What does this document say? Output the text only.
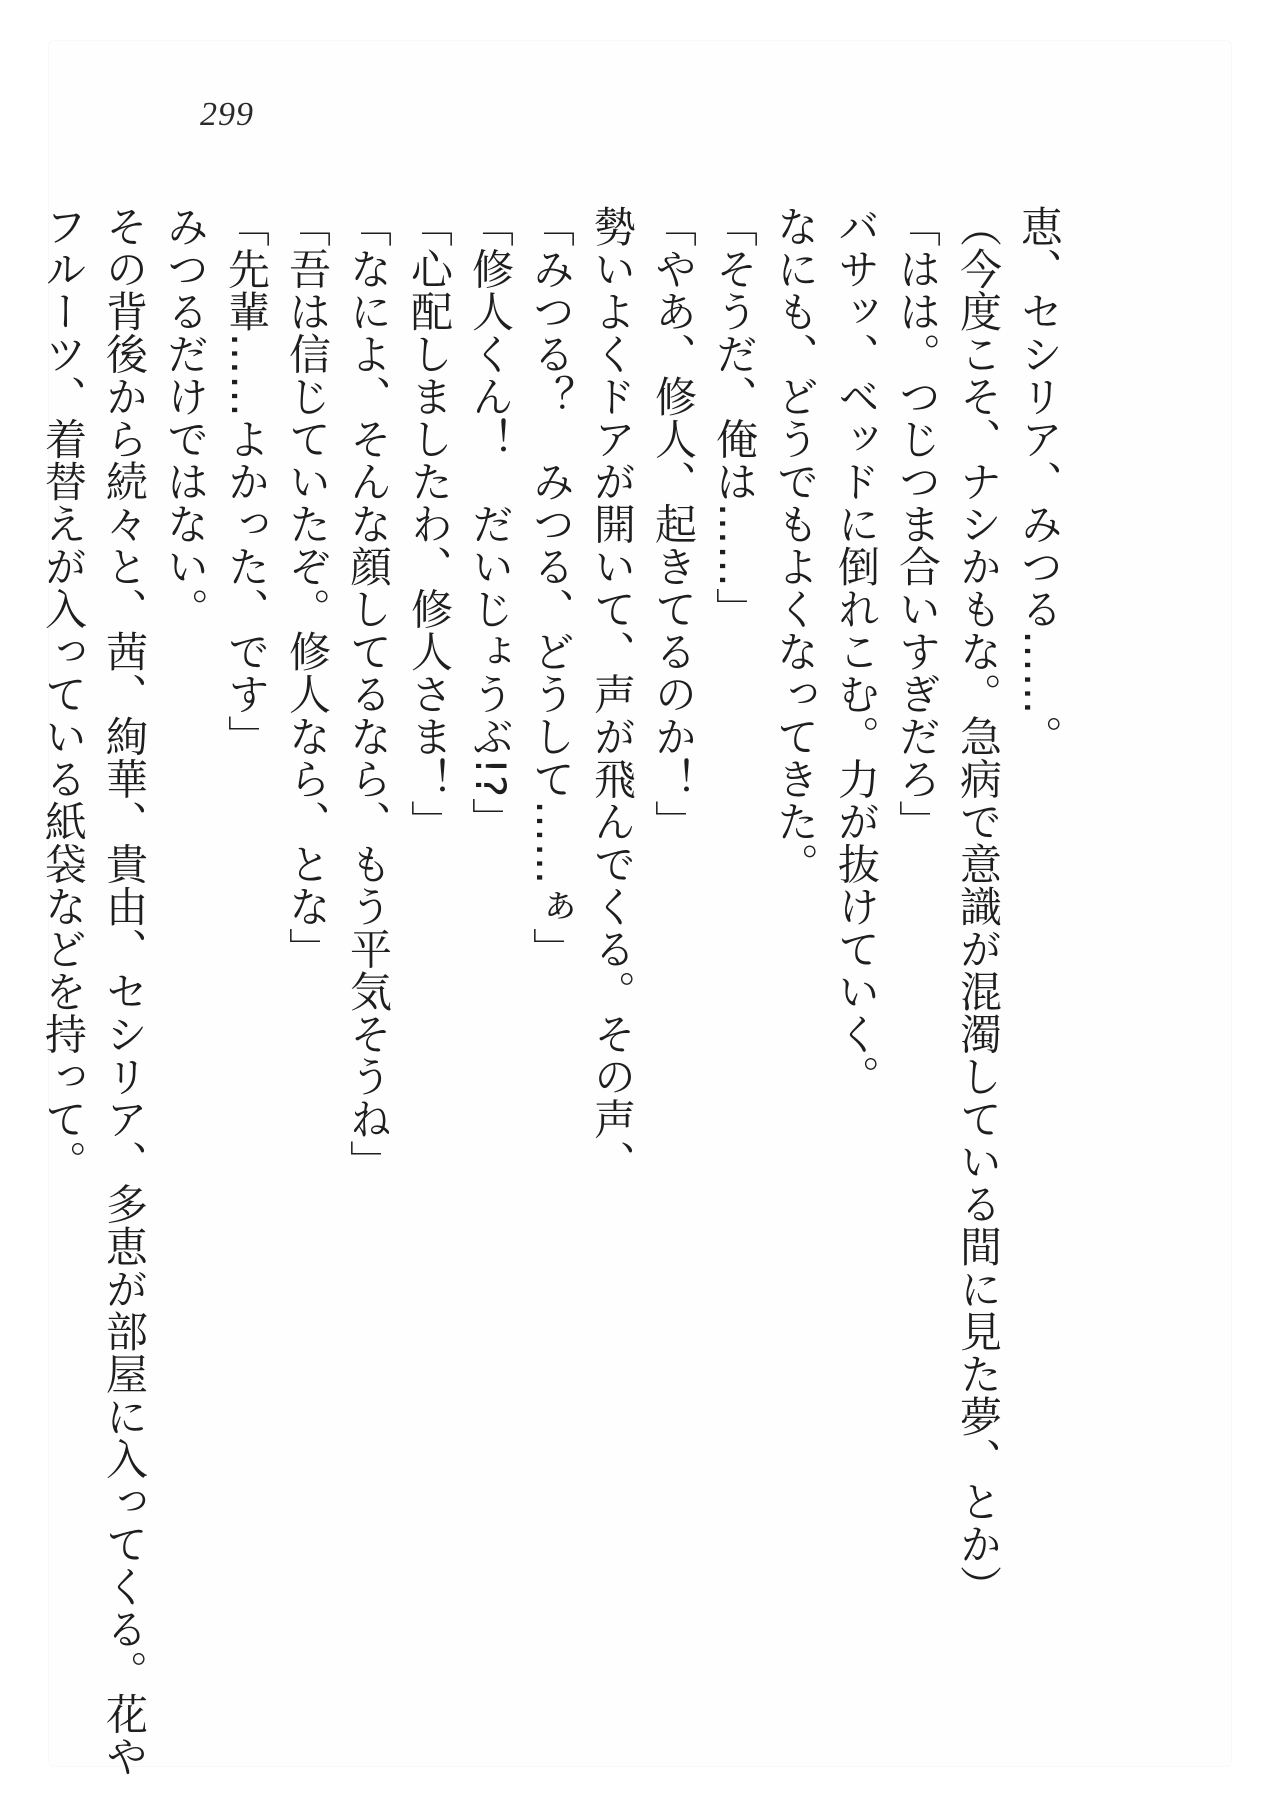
299
恵、セシリア、みつる……。
（今度こそ、ナシかもな。急病で意識が混濁している間に見た夢、とか）
「はは。つじつま合いすぎだろ」
バサッ、ベッドに倒れこむ。力が抜けていく。
なにも、どうでもよくなってきた。
「そうだ、俺は……」
「やあ、修人、起きてるのか！」
勢いよくドアが開いて、声が飛んでくる。その声、
「みつる？　みつる、どうして……ぁ」
「修人くん！　だいじょうぶ!?」
「心配しましたわ、修人さま！」
「なによ、そんな顔してるなら、もう平気そうね」
「吾は信じていたぞ。修人なら、とな」
「先輩……よかった、です」
みつるだけではない。
その背後から続々と、茜、絢華、貴由、セシリア、多恵が部屋に入ってくる。花や
フルーツ、着替えが入っている紙袋などを持って。
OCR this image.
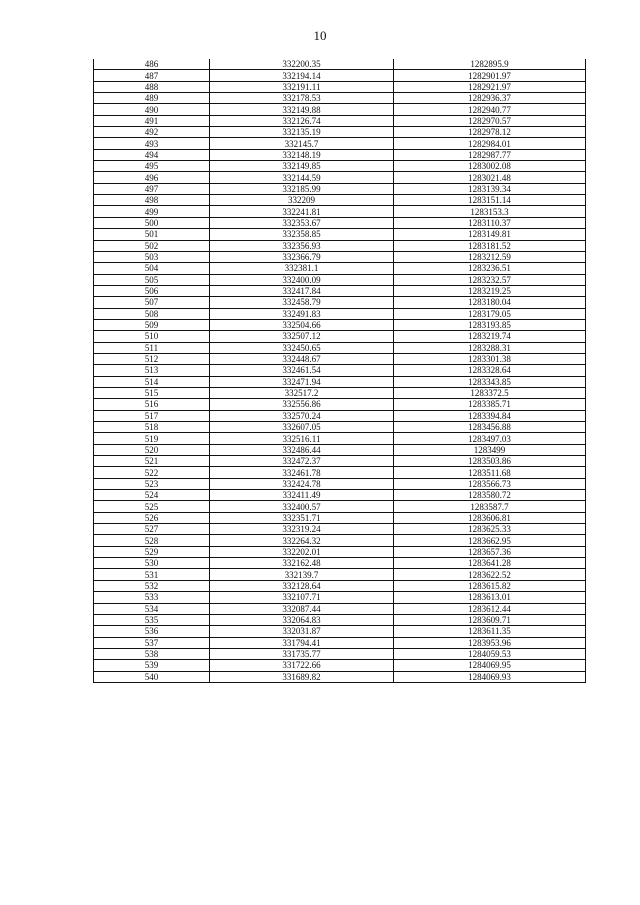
10
486	332200.35	1282895.9
487	332194.14	1282901.97
488	332191.11	1282921.97
489	332178.53	1282936.37
490	332149.88	1282940.77
491	332126.74	1282970.57
492	332135.19	1282978.12
493	332145.7	1282984.01
494	332148.19	1282987.77
495	332149.85	1283002.08
496	332144.59	1283021.48
497	332185.99	1283139.34
498	332209	1283151.14
499	332241.81	1283153.3
500	332353.67	1283110.37
501	332358.85	1283149.81
502	332356.93	1283181.52
503	332366.79	1283212.59
504	332381.1	1283236.51
505	332400.09	1283232.57
506	332417.84	1283219.25
507	332458.79	1283180.04
508	332491.83	1283179.05
509	332504.66	1283193.85
510	332507.12	1283219.74
511	332450.65	1283288.31
512	332448.67	1283301.38
513	332461.54	1283328.64
514	332471.94	1283343.85
515	332517.2	1283372.5
516	332556.86	1283385.71
517	332570.24	1283394.84
518	332607.05	1283456.88
519	332516.11	1283497.03
520	332486.44	1283499
521	332472.37	1283503.86
522	332461.78	1283511.68
523	332424.78	1283566.73
524	332411.49	1283580.72
525	332400.57	1283587.7
526	332351.71	1283606.81
527	332319.24	1283625.33
528	332264.32	1283662.95
529	332202.01	1283657.36
530	332162.48	1283641.28
531	332139.7	1283622.52
532	332128.64	1283615.82
533	332107.71	1283613.01
534	332087.44	1283612.44
535	332064.83	1283609.71
536	332031.87	1283611.35
537	331794.41	1283953.96
538	331735.77	1284059.53
539	331722.66	1284069.95
540	331689.82	1284069.93
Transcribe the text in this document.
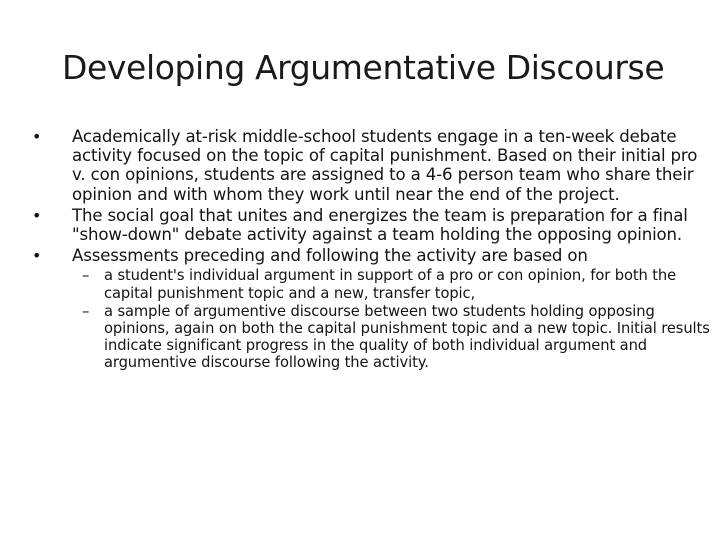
Developing Argumentative Discourse
•	Academically at-risk middle-school students engage in a ten-week debate activity focused on the topic of capital punishment. Based on their initial pro v. con opinions, students are assigned to a 4-6 person team who share their opinion and with whom they work until near the end of the project.
•	The social goal that unites and energizes the team is preparation for a final "show-down" debate activity against a team holding the opposing opinion.
•	Assessments preceding and following the activity are based on
–	a student's individual argument in support of a pro or con opinion, for both the capital punishment topic and a new, transfer topic,
–	a sample of argumentive discourse between two students holding opposing opinions, again on both the capital punishment topic and a new topic. Initial results indicate significant progress in the quality of both individual argument and argumentive discourse following the activity.
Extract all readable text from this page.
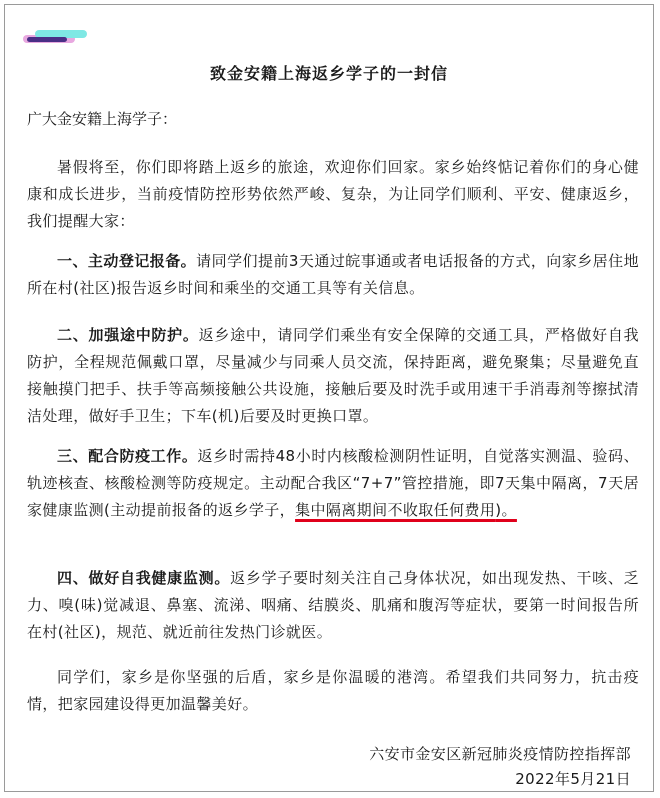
致金安籍上海返乡学子的一封信
广大金安籍上海学子：
暑假将至，你们即将踏上返乡的旅途，欢迎你们回家。家乡始终惦记着你们的身心健康和成长进步，当前疫情防控形势依然严峻、复杂，为让同学们顺利、平安、健康返乡，我们提醒大家：
一、主动登记报备。请同学们提前3天通过皖事通或者电话报备的方式，向家乡居住地所在村(社区)报告返乡时间和乘坐的交通工具等有关信息。
二、加强途中防护。返乡途中，请同学们乘坐有安全保障的交通工具，严格做好自我防护，全程规范佩戴口罩，尽量减少与同乘人员交流，保持距离，避免聚集；尽量避免直接触摸门把手、扶手等高频接触公共设施，接触后要及时洗手或用速干手消毒剂等擦拭清洁处理，做好手卫生；下车(机)后要及时更换口罩。
三、配合防疫工作。返乡时需持48小时内核酸检测阴性证明，自觉落实测温、验码、轨迹核查、核酸检测等防疫规定。主动配合我区“7+7”管控措施，即7天集中隔离，7天居家健康监测(主动提前报备的返乡学子，集中隔离期间不收取任何费用)。
四、做好自我健康监测。返乡学子要时刻关注自己身体状况，如出现发热、干咳、乏力、嗅(味)觉减退、鼻塞、流涕、咽痛、结膜炎、肌痛和腹泻等症状，要第一时间报告所在村(社区)，规范、就近前往发热门诊就医。
同学们，家乡是你坚强的后盾，家乡是你温暖的港湾。希望我们共同努力，抗击疫情，把家园建设得更加温馨美好。
六安市金安区新冠肺炎疫情防控指挥部
2022年5月21日
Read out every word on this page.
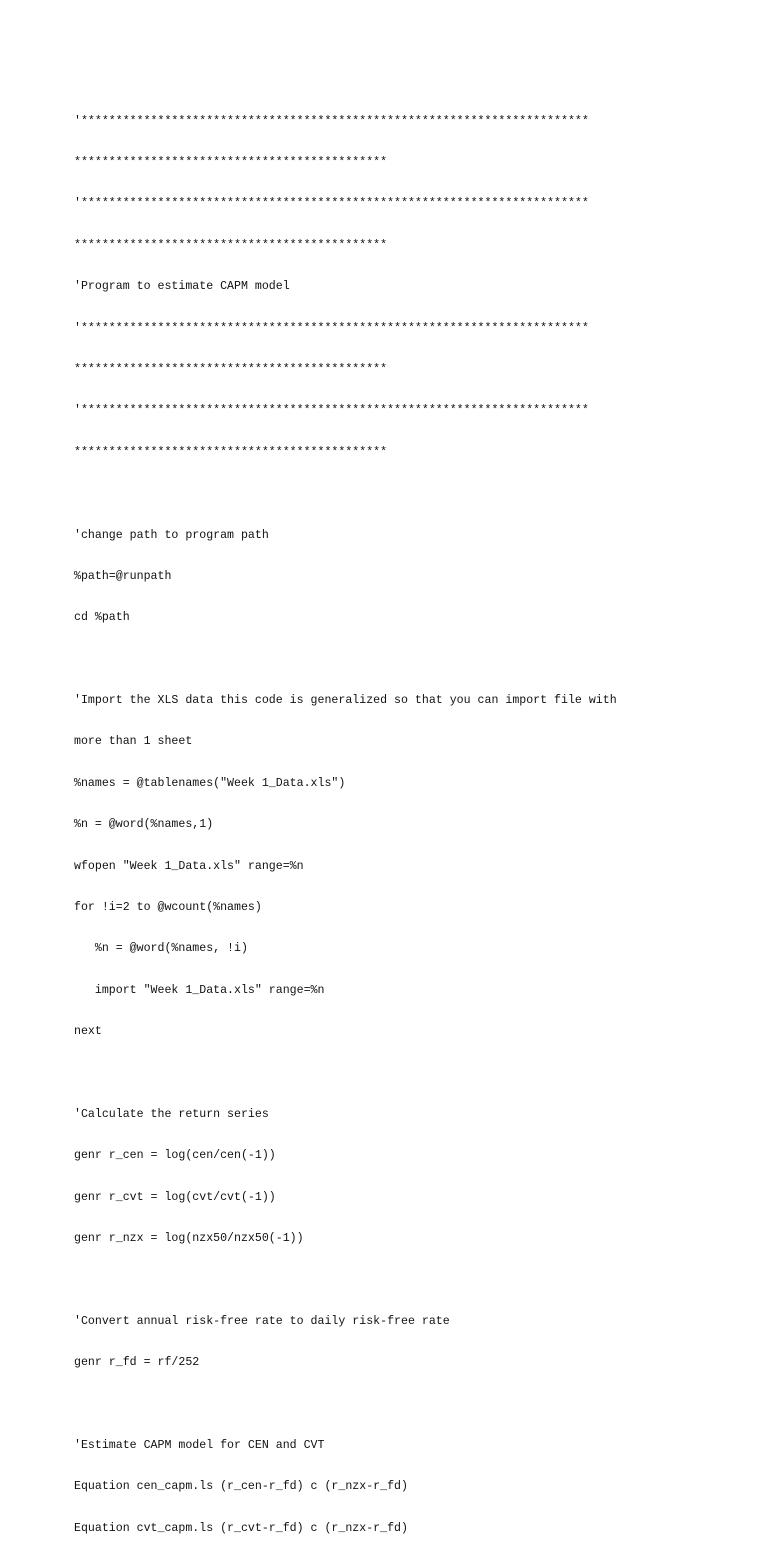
'*************************************************************************

*********************************************

'*************************************************************************

*********************************************

'Program to estimate CAPM model

'*************************************************************************

*********************************************

'*************************************************************************

*********************************************

'change path to program path

%path=@runpath

cd %path

'Import the XLS data this code is generalized so that you can import file with

more than 1 sheet

%names = @tablenames("Week 1_Data.xls")

%n = @word(%names,1)

wfopen "Week 1_Data.xls" range=%n

for !i=2 to @wcount(%names)

%n = @word(%names, !i)

import "Week 1_Data.xls" range=%n

next

'Calculate the return series

genr r_cen = log(cen/cen(-1))

genr r_cvt = log(cvt/cvt(-1))

genr r_nzx = log(nzx50/nzx50(-1))

'Convert annual risk-free rate to daily risk-free rate

genr r_fd = rf/252

'Estimate CAPM model for CEN and CVT

Equation cen_capm.ls (r_cen-r_fd) c (r_nzx-r_fd)

Equation cvt_capm.ls (r_cvt-r_fd) c (r_nzx-r_fd)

▸ **Exercise objective**: Your copy should match the entries exactly, minus the pictures.

▸ **Output of the task**:
What does this document say? Output the text only.
299
恵、セシリア、みつる……。
（今度こそ、ナシかもな。急病で意識が混濁している間に見た夢、とか）
「はは。つじつま合いすぎだろ」
バサッ、ベッドに倒れこむ。力が抜けていく。
なにも、どうでもよくなってきた。
「そうだ、俺は……」
「やあ、修人、起きてるのか！」
勢いよくドアが開いて、声が飛んでくる。その声、
「みつる？　みつる、どうして……ぁ」
「修人くん！　だいじょうぶ!?」
「心配しましたわ、修人さま！」
「なによ、そんな顔してるなら、もう平気そうね」
「吾は信じていたぞ。修人なら、とな」
「先輩……よかった、です」
みつるだけではない。
その背後から続々と、茜、絢華、貴由、セシリア、多恵が部屋に入ってくる。花や
フルーツ、着替えが入っている紙袋などを持って。
OCR this image.
10
486	332200.35	1282895.9
487	332194.14	1282901.97
488	332191.11	1282921.97
489	332178.53	1282936.37
490	332149.88	1282940.77
491	332126.74	1282970.57
492	332135.19	1282978.12
493	332145.7	1282984.01
494	332148.19	1282987.77
495	332149.85	1283002.08
496	332144.59	1283021.48
497	332185.99	1283139.34
498	332209	1283151.14
499	332241.81	1283153.3
500	332353.67	1283110.37
501	332358.85	1283149.81
502	332356.93	1283181.52
503	332366.79	1283212.59
504	332381.1	1283236.51
505	332400.09	1283232.57
506	332417.84	1283219.25
507	332458.79	1283180.04
508	332491.83	1283179.05
509	332504.66	1283193.85
510	332507.12	1283219.74
511	332450.65	1283288.31
512	332448.67	1283301.38
513	332461.54	1283328.64
514	332471.94	1283343.85
515	332517.2	1283372.5
516	332556.86	1283385.71
517	332570.24	1283394.84
518	332607.05	1283456.88
519	332516.11	1283497.03
520	332486.44	1283499
521	332472.37	1283503.86
522	332461.78	1283511.68
523	332424.78	1283566.73
524	332411.49	1283580.72
525	332400.57	1283587.7
526	332351.71	1283606.81
527	332319.24	1283625.33
528	332264.32	1283662.95
529	332202.01	1283657.36
530	332162.48	1283641.28
531	332139.7	1283622.52
532	332128.64	1283615.82
533	332107.71	1283613.01
534	332087.44	1283612.44
535	332064.83	1283609.71
536	332031.87	1283611.35
537	331794.41	1283953.96
538	331735.77	1284059.53
539	331722.66	1284069.95
540	331689.82	1284069.93
Transcribe the text in this document.
Developing Argumentative Discourse
•	Academically at-risk middle-school students engage in a ten-week debate activity focused on the topic of capital punishment. Based on their initial pro v. con opinions, students are assigned to a 4-6 person team who share their opinion and with whom they work until near the end of the project.
•	The social goal that unites and energizes the team is preparation for a final "show-down" debate activity against a team holding the opposing opinion.
•	Assessments preceding and following the activity are based on
–	a student's individual argument in support of a pro or con opinion, for both the capital punishment topic and a new, transfer topic,
–	a sample of argumentive discourse between two students holding opposing opinions, again on both the capital punishment topic and a new topic. Initial results indicate significant progress in the quality of both individual argument and argumentive discourse following the activity.
Extract all readable text from this page.
致金安籍上海返乡学子的一封信
广大金安籍上海学子：
暑假将至，你们即将踏上返乡的旅途，欢迎你们回家。家乡始终惦记着你们的身心健康和成长进步，当前疫情防控形势依然严峻、复杂，为让同学们顺利、平安、健康返乡，我们提醒大家：
一、主动登记报备。请同学们提前3天通过皖事通或者电话报备的方式，向家乡居住地所在村(社区)报告返乡时间和乘坐的交通工具等有关信息。
二、加强途中防护。返乡途中，请同学们乘坐有安全保障的交通工具，严格做好自我防护，全程规范佩戴口罩，尽量减少与同乘人员交流，保持距离，避免聚集；尽量避免直接触摸门把手、扶手等高频接触公共设施，接触后要及时洗手或用速干手消毒剂等擦拭清洁处理，做好手卫生；下车(机)后要及时更换口罩。
三、配合防疫工作。返乡时需持48小时内核酸检测阴性证明，自觉落实测温、验码、轨迹核查、核酸检测等防疫规定。主动配合我区“7+7”管控措施，即7天集中隔离，7天居家健康监测(主动提前报备的返乡学子，集中隔离期间不收取任何费用)。
四、做好自我健康监测。返乡学子要时刻关注自己身体状况，如出现发热、干咳、乏力、嗅(味)觉减退、鼻塞、流涕、咽痛、结膜炎、肌痛和腹泻等症状，要第一时间报告所在村(社区)，规范、就近前往发热门诊就医。
同学们，家乡是你坚强的后盾，家乡是你温暖的港湾。希望我们共同努力，抗击疫情，把家园建设得更加温馨美好。
六安市金安区新冠肺炎疫情防控指挥部
2022年5月21日
Read out every word on this page.
'*************************************************************************

*********************************************

'*************************************************************************

*********************************************

'Program to estimate CAPM model

'*************************************************************************

*********************************************

'*************************************************************************

*********************************************

'change path to program path

%path=@runpath

cd %path

'Import the XLS data this code is generalized so that you can import file with

more than 1 sheet

%names = @tablenames("Week 1_Data.xls")

%n = @word(%names,1)

wfopen "Week 1_Data.xls" range=%n

for !i=2 to @wcount(%names)

%n = @word(%names, !i)

import "Week 1_Data.xls" range=%n

next

'Calculate the return series

genr r_cen = log(cen/cen(-1))

genr r_cvt = log(cvt/cvt(-1))

genr r_nzx = log(nzx50/nzx50(-1))

'Convert annual risk-free rate to daily risk-free rate

genr r_fd = rf/252

'Estimate CAPM model for CEN and CVT

Equation cen_capm.ls (r_cen-r_fd) c (r_nzx-r_fd)

Equation cvt_capm.ls (r_cvt-r_fd) c (r_nzx-r_fd)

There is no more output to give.